Extracted data entries:
_ _ _ _
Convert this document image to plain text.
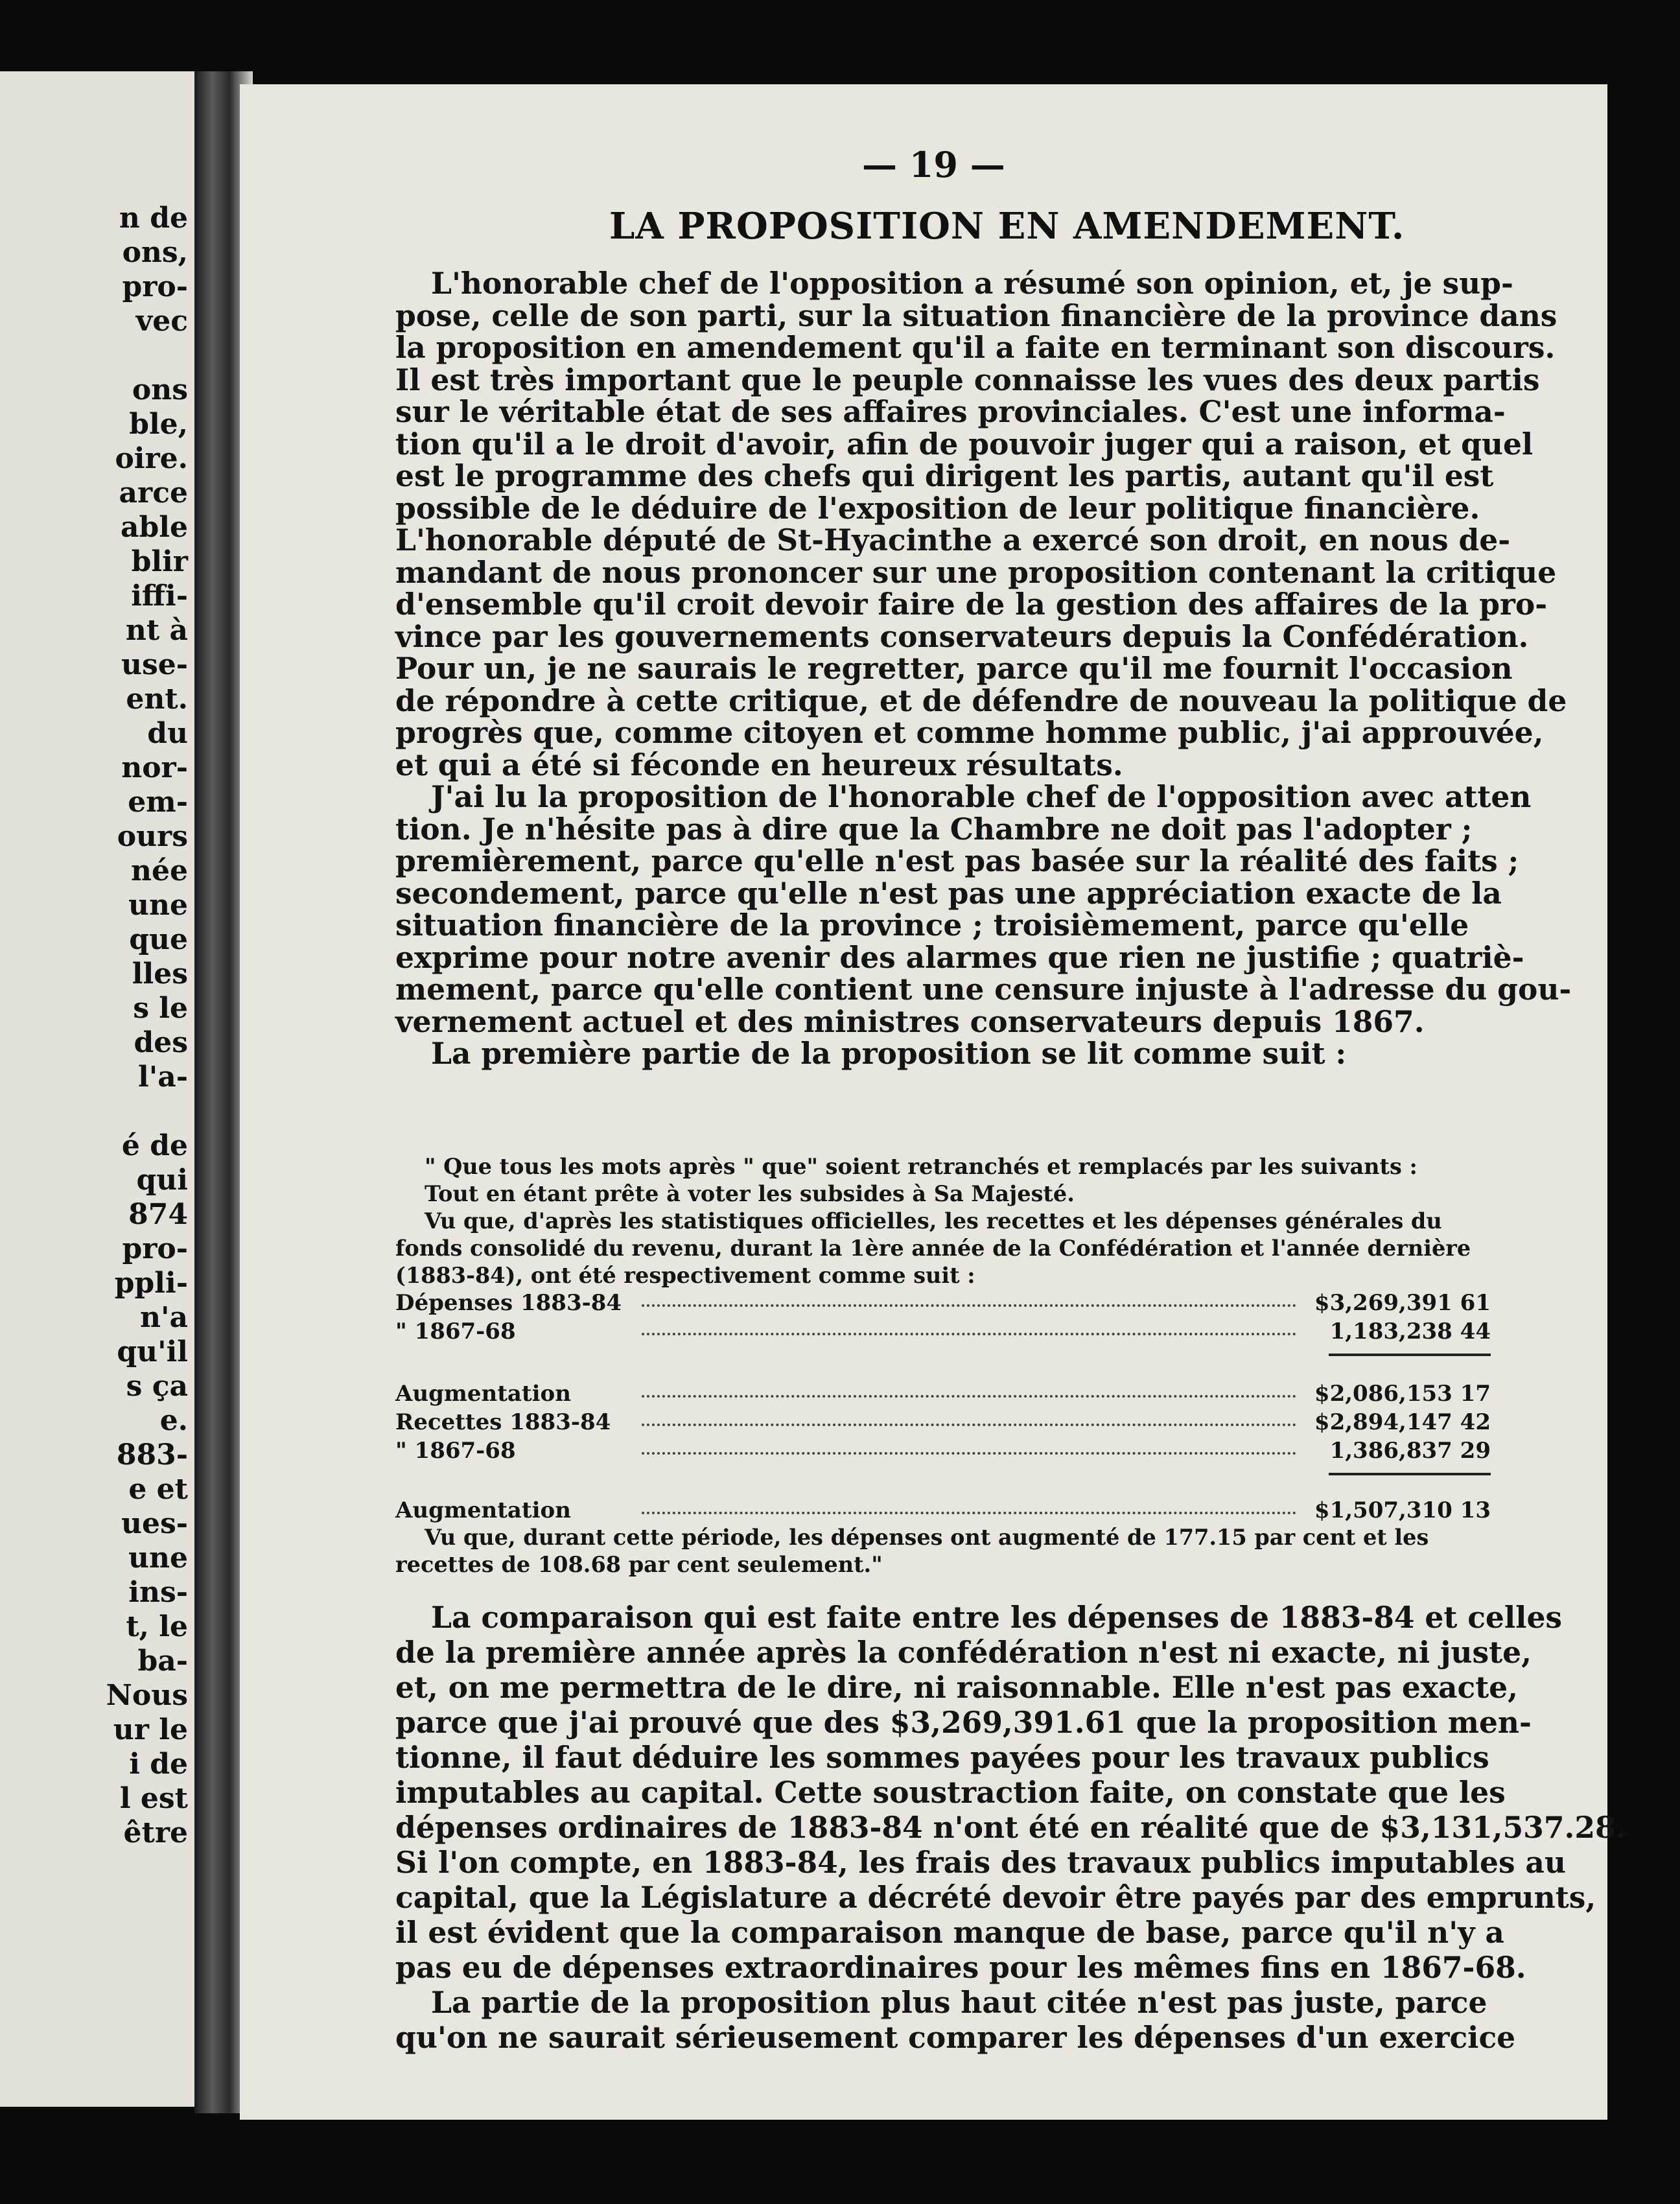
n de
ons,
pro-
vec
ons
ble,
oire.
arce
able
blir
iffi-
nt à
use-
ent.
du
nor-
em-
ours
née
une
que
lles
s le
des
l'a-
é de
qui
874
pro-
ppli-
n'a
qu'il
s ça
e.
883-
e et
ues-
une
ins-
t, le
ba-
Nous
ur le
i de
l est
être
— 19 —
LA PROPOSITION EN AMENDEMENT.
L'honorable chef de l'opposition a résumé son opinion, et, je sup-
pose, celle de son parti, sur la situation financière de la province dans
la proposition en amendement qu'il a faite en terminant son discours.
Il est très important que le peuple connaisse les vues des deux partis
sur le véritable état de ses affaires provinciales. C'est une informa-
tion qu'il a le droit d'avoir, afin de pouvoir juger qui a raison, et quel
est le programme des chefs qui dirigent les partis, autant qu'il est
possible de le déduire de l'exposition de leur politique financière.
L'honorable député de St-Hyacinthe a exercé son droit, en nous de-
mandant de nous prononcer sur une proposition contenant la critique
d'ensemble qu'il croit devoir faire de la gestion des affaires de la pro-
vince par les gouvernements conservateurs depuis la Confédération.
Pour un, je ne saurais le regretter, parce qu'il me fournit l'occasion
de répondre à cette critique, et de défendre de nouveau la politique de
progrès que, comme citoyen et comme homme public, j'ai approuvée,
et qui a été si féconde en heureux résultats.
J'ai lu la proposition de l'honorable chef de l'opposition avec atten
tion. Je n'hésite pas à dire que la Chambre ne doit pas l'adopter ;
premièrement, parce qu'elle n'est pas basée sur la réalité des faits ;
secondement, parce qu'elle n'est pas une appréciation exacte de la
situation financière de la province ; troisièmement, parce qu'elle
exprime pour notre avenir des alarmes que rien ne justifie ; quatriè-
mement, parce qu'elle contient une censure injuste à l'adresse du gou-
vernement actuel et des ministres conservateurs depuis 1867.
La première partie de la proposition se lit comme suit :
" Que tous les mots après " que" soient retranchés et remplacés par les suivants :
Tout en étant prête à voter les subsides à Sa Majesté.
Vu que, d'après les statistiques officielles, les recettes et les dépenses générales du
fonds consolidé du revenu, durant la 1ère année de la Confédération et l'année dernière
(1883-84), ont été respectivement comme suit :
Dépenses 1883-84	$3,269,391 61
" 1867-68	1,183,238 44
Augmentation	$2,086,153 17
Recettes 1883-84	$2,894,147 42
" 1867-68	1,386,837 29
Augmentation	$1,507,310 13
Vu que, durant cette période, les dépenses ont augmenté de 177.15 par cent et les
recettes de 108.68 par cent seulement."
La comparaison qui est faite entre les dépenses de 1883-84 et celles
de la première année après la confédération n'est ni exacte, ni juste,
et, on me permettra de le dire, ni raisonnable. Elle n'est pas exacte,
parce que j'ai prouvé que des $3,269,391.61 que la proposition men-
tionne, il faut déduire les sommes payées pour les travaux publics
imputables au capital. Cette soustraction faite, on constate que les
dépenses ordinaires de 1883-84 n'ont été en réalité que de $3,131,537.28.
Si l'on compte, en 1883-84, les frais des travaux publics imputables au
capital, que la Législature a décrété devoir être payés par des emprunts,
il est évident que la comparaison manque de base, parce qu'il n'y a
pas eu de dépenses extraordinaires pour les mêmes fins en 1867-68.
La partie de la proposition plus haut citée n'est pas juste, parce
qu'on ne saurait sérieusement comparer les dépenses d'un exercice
_ _ _ _
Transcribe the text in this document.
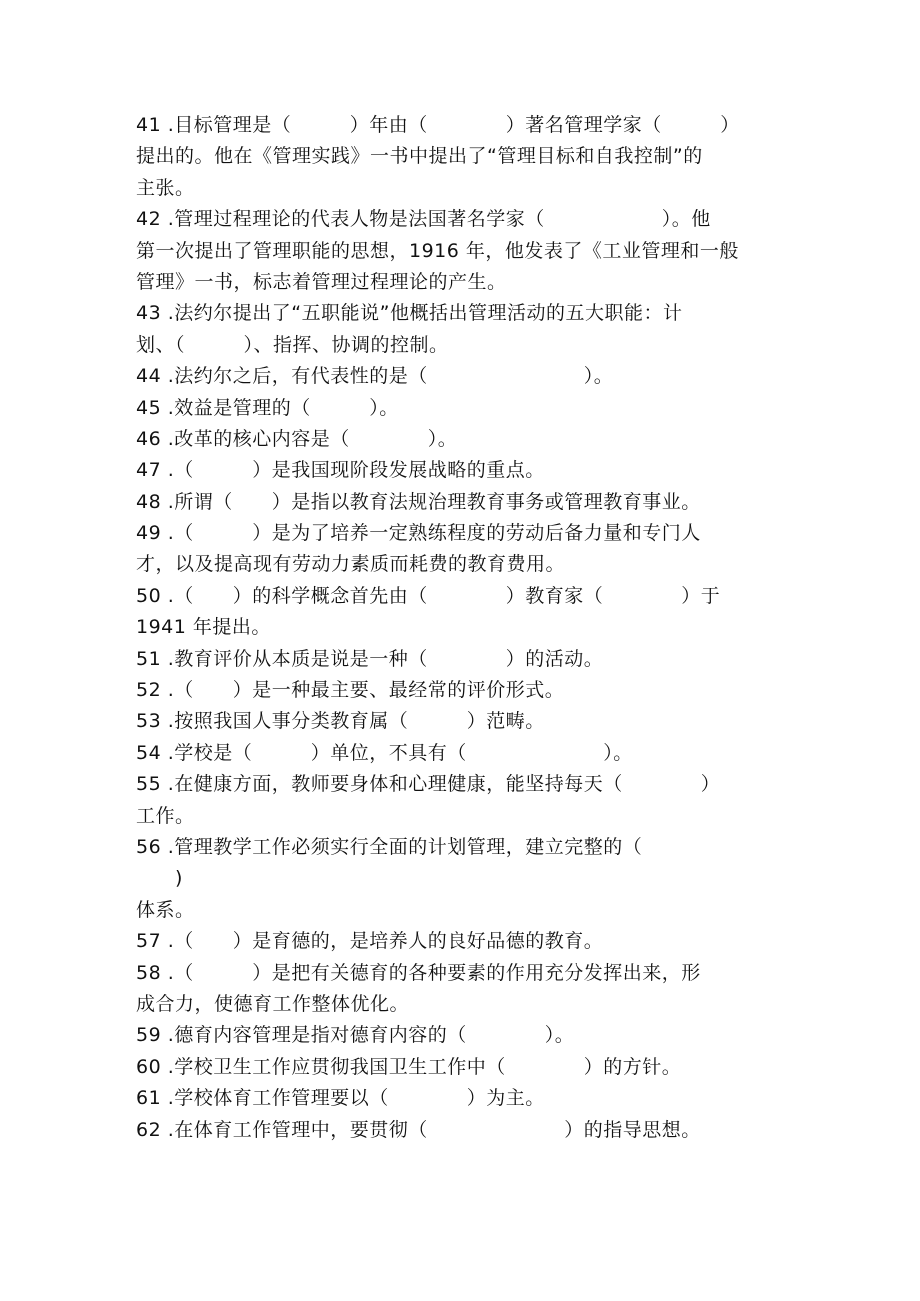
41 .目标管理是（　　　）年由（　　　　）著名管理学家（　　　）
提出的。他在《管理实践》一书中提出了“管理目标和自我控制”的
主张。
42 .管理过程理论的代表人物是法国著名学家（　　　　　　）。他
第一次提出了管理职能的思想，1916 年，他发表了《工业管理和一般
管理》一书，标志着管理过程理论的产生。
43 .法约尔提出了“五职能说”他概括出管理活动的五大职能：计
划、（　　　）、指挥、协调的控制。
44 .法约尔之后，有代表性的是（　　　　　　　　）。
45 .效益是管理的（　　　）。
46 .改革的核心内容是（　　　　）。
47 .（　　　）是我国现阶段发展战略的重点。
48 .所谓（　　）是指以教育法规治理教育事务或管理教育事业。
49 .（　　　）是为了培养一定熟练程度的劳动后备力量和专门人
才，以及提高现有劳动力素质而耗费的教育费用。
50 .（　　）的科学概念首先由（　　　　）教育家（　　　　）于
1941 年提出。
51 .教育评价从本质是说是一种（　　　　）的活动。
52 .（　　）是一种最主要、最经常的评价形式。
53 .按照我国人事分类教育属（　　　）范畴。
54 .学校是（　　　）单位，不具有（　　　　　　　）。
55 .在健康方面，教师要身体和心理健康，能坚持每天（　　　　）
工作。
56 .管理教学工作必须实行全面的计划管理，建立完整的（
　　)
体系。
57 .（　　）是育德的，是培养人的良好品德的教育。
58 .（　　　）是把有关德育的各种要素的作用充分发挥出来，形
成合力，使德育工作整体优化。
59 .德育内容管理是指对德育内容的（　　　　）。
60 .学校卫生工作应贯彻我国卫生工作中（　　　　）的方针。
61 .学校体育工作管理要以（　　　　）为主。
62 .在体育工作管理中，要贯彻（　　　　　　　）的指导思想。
_ _ _ _
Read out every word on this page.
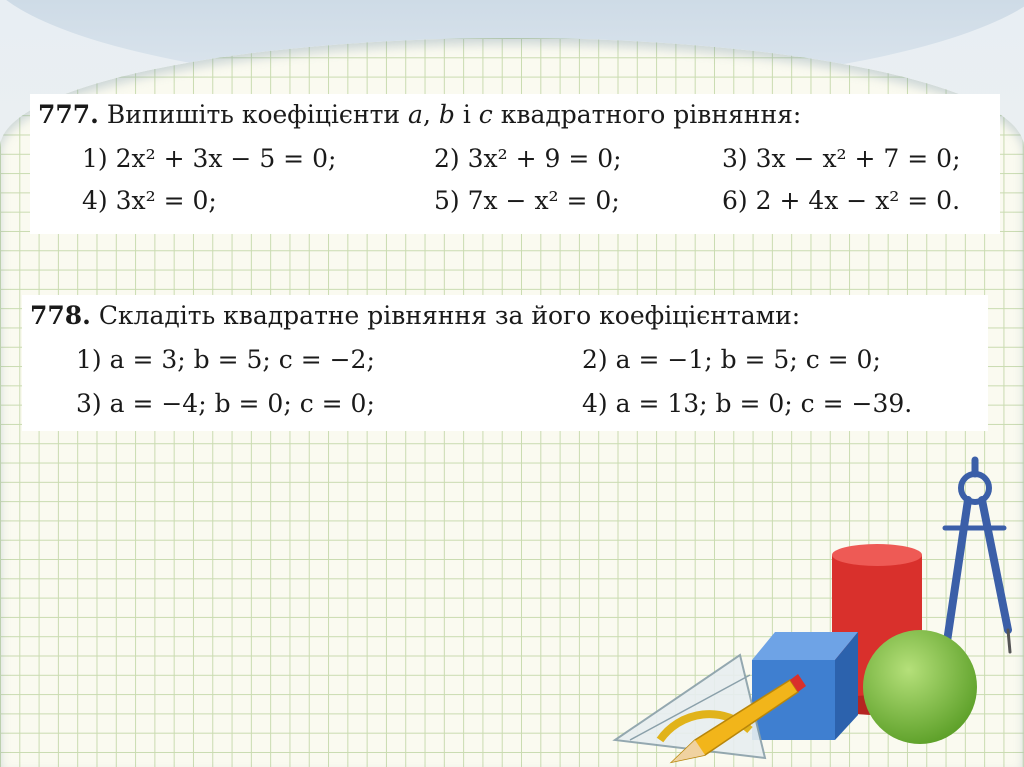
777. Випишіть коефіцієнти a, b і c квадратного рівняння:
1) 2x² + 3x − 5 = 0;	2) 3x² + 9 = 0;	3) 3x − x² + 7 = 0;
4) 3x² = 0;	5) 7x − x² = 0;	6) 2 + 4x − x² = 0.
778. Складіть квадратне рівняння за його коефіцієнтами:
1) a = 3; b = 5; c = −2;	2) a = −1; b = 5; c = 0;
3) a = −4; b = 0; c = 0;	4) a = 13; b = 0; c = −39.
_ _ _ _
Where a line in the material contains "suit", copy that line.

La première partie de la proposition se lit comme suit :
(1883-84), ont été respectivement comme suit :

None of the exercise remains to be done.